Exercise description: Determine which lines contain the word "title", then copy those lines.

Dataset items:
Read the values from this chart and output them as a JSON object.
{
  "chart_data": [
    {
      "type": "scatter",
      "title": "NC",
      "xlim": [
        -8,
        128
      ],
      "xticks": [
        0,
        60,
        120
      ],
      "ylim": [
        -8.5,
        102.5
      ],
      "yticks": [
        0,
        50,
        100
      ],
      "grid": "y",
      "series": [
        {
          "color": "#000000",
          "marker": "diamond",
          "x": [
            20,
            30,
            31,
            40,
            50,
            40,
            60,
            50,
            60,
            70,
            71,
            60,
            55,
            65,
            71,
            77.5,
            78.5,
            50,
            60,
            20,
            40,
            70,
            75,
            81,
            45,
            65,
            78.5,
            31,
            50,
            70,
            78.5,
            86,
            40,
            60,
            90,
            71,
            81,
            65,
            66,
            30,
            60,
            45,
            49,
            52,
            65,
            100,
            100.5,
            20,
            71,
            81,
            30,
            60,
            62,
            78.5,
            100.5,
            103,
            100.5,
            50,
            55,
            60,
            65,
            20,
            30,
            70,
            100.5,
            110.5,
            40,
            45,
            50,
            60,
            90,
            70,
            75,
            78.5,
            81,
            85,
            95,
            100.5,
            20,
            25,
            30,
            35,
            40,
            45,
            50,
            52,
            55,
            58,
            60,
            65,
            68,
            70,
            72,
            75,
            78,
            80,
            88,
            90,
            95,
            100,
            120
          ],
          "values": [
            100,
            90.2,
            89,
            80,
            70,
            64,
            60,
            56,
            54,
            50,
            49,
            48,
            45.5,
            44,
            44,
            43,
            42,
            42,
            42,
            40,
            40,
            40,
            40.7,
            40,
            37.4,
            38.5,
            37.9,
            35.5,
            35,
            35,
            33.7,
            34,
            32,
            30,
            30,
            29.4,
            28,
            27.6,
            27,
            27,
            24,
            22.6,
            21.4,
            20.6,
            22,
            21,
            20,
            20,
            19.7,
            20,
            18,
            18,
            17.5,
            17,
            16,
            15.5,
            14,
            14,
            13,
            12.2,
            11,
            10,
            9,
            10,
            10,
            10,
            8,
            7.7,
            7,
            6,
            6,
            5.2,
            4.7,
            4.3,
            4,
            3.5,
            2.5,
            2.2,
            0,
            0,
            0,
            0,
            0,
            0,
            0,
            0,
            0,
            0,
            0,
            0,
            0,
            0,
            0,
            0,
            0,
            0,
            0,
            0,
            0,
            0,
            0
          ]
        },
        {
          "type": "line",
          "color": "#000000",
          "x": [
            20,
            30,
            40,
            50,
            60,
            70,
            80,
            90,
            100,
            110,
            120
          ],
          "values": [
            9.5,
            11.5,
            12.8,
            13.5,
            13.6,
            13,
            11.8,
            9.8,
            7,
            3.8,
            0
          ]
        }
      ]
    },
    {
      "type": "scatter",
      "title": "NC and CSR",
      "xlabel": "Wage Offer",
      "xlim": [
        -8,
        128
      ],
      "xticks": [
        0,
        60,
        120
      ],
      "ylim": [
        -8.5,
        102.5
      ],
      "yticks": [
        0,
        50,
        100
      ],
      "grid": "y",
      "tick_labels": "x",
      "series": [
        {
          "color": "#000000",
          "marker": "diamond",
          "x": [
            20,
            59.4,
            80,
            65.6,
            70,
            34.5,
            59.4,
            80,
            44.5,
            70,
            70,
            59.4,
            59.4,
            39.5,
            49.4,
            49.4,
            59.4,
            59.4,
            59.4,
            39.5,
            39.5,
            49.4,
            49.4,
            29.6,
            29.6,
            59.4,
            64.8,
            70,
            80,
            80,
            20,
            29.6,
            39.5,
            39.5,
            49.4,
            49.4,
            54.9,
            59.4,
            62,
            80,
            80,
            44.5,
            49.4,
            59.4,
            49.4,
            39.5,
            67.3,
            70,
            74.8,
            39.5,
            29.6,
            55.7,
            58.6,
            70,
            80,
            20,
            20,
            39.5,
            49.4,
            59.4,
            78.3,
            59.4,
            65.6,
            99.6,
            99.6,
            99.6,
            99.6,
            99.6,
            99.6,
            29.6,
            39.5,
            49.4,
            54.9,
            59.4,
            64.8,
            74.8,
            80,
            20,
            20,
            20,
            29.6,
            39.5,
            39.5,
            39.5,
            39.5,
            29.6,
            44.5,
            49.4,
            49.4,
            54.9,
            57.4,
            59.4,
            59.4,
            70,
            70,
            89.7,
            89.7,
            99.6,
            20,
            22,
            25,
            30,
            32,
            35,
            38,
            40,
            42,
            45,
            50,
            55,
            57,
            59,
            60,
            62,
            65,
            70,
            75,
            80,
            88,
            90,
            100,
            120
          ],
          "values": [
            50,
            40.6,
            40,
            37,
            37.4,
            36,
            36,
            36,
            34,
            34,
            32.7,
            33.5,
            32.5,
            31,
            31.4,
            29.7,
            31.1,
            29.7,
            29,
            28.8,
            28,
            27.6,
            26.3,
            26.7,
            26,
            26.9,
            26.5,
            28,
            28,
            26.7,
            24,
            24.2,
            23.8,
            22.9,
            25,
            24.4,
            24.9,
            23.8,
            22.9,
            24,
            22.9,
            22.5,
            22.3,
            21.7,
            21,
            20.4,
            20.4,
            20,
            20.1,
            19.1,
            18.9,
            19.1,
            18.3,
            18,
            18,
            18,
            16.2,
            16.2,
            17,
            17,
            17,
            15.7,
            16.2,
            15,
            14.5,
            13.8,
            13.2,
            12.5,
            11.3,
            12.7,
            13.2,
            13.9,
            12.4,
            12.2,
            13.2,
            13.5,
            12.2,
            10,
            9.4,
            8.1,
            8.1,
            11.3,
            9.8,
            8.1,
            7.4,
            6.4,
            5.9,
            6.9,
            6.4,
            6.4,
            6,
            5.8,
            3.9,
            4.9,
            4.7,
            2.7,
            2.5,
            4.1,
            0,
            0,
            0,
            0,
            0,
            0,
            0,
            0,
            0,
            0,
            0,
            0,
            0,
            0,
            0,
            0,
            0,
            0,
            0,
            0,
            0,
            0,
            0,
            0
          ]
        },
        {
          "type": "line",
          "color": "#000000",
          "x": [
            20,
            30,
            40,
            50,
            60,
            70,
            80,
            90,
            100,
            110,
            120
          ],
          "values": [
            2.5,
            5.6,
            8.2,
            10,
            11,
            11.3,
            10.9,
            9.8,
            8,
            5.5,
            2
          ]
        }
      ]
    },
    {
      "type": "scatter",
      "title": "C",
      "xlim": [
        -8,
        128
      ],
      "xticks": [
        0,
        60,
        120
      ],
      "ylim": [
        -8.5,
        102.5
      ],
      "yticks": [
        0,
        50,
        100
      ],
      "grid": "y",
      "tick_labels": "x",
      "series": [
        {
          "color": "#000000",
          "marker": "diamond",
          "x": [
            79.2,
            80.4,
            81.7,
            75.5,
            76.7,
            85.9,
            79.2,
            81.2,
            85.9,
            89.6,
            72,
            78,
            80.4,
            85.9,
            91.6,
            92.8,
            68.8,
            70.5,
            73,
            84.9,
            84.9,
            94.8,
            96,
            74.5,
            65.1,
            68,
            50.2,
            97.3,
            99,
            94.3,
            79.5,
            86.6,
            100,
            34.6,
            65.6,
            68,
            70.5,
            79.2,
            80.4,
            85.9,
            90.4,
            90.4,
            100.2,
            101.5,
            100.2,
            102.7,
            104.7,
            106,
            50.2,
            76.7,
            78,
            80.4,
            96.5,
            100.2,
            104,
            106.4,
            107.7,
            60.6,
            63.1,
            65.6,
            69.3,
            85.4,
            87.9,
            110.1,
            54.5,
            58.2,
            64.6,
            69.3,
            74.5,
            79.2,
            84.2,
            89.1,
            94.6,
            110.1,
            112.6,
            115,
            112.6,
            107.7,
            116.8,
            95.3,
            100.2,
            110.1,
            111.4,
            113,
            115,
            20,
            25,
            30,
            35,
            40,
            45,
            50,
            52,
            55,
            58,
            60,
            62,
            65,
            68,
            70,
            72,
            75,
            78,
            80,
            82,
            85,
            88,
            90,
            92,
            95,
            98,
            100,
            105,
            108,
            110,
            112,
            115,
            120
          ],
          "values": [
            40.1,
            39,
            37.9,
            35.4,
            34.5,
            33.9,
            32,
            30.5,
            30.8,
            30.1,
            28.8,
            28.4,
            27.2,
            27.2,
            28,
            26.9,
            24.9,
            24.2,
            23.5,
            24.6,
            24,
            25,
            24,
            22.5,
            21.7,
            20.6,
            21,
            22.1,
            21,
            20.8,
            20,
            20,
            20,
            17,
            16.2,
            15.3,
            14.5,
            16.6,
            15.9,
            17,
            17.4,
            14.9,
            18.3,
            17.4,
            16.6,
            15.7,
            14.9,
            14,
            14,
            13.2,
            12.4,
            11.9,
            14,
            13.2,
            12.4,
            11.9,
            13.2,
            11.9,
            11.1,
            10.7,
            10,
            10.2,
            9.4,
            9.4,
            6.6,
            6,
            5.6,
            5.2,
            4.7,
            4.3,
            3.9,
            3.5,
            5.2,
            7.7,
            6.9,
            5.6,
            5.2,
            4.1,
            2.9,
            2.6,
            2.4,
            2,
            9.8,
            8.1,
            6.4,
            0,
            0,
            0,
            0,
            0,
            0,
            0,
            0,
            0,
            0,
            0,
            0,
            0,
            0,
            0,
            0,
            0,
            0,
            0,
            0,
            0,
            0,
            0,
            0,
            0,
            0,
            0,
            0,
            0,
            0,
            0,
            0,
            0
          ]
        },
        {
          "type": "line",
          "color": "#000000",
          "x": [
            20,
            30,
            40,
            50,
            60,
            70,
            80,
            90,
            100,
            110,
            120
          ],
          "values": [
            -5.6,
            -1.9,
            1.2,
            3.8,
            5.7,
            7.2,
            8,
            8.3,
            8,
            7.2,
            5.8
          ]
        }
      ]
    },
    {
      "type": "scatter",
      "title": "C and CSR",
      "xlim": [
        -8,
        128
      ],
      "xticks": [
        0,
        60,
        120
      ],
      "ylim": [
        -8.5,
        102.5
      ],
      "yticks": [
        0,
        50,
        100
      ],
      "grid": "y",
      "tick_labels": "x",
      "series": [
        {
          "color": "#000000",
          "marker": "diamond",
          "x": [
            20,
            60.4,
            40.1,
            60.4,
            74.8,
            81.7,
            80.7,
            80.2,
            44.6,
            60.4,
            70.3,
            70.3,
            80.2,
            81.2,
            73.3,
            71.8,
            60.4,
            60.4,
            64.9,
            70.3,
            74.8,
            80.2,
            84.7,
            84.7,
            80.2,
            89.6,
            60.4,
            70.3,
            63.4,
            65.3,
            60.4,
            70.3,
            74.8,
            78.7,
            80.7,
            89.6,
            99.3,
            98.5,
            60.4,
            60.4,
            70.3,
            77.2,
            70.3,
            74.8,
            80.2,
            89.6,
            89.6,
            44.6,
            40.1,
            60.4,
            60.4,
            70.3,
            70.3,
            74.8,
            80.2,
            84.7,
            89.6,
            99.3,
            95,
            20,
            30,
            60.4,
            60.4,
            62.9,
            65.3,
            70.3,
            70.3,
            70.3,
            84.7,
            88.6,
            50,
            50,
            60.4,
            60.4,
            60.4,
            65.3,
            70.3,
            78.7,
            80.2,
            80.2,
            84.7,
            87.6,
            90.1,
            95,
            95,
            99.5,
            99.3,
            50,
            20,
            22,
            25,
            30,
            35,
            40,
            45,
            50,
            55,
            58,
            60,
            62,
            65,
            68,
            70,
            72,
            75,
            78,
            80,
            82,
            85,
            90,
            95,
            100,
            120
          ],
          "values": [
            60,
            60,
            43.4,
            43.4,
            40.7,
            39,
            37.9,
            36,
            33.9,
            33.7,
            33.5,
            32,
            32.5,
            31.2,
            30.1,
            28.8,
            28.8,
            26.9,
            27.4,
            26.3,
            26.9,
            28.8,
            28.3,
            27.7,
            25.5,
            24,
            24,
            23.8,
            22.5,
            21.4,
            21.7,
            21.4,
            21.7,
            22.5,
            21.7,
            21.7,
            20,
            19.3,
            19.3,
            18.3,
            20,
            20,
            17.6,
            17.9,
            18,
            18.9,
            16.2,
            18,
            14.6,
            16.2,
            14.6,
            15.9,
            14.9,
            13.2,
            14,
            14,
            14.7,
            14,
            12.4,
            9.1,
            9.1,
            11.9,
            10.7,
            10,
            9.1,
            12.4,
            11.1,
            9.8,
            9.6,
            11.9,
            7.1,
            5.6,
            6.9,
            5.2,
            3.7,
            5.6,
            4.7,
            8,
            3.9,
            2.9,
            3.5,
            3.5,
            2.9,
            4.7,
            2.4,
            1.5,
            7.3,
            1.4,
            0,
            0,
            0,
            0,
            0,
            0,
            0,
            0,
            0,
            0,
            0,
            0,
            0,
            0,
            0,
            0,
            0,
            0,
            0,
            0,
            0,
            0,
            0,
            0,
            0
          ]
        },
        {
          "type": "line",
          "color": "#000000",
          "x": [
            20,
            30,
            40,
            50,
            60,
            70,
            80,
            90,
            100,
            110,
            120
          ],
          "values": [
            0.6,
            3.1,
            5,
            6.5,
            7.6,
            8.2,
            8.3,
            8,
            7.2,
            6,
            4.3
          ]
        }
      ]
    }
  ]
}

Exercise solution:
      "title": "NC",
      "title": "NC and CSR",
      "title": "C",
      "title": "C and CSR",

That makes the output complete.